**WHAT TO DO**
Beginning at the line that contains "OCR this image.", transcribe the remaining lines of the listing exactly; include the final line and omit everything before.

**RECORD SET**

-- Start --

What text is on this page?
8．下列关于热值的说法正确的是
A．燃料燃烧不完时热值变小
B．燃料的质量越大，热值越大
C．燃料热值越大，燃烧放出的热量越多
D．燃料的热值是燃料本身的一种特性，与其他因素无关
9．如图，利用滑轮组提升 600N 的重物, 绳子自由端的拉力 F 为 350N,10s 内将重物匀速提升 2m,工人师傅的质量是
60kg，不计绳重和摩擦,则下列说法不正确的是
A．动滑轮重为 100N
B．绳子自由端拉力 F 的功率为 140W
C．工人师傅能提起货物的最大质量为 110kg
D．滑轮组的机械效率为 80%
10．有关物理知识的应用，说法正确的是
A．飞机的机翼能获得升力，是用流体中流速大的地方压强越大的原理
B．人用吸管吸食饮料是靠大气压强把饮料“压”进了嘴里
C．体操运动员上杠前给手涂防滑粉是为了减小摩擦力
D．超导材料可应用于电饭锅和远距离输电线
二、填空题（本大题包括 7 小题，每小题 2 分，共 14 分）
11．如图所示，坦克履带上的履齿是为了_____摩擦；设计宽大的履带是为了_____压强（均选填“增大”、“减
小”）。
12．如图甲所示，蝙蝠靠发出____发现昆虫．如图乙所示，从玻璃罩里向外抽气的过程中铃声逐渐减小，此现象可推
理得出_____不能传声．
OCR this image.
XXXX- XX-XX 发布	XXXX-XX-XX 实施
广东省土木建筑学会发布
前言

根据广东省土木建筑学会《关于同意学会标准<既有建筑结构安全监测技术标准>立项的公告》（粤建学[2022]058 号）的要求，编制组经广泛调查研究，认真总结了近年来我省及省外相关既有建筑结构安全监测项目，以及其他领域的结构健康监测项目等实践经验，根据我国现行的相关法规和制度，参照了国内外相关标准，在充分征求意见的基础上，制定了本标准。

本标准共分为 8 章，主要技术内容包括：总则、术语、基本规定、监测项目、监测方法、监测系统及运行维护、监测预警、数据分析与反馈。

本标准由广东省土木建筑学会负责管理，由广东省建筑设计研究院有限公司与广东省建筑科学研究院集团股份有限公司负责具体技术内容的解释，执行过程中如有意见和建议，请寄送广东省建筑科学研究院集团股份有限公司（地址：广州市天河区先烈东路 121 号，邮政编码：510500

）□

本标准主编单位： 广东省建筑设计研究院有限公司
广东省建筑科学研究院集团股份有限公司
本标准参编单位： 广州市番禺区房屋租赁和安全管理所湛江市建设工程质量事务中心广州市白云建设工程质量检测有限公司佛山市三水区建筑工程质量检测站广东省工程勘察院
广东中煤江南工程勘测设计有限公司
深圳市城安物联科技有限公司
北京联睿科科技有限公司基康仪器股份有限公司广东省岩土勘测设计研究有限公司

-- End --

**REPLY TO THE TASK**
OCR this image.
XXXX- XX-XX 发布	XXXX-XX-XX 实施
广东省土木建筑学会发布
前言

根据广东省土木建筑学会《关于同意学会标准<既有建筑结构安全监测技术标准>立项的公告》（粤建学[2022]058 号）的要求，编制组经广泛调查研究，认真总结了近年来我省及省外相关既有建筑结构安全监测项目，以及其他领域的结构健康监测项目等实践经验，根据我国现行的相关法规和制度，参照了国内外相关标准，在充分征求意见的基础上，制定了本标准。

本标准共分为 8 章，主要技术内容包括：总则、术语、基本规定、监测项目、监测方法、监测系统及运行维护、监测预警、数据分析与反馈。

本标准由广东省土木建筑学会负责管理，由广东省建筑设计研究院有限公司与广东省建筑科学研究院集团股份有限公司负责具体技术内容的解释，执行过程中如有意见和建议，请寄送广东省建筑科学研究院集团股份有限公司（地址：广州市天河区先烈东路 121 号，邮政编码：510500

）□

本标准主编单位： 广东省建筑设计研究院有限公司
广东省建筑科学研究院集团股份有限公司
本标准参编单位： 广州市番禺区房屋租赁和安全管理所湛江市建设工程质量事务中心广州市白云建设工程质量检测有限公司佛山市三水区建筑工程质量检测站广东省工程勘察院
广东中煤江南工程勘测设计有限公司
深圳市城安物联科技有限公司
北京联睿科科技有限公司基康仪器股份有限公司广东省岩土勘测设计研究有限公司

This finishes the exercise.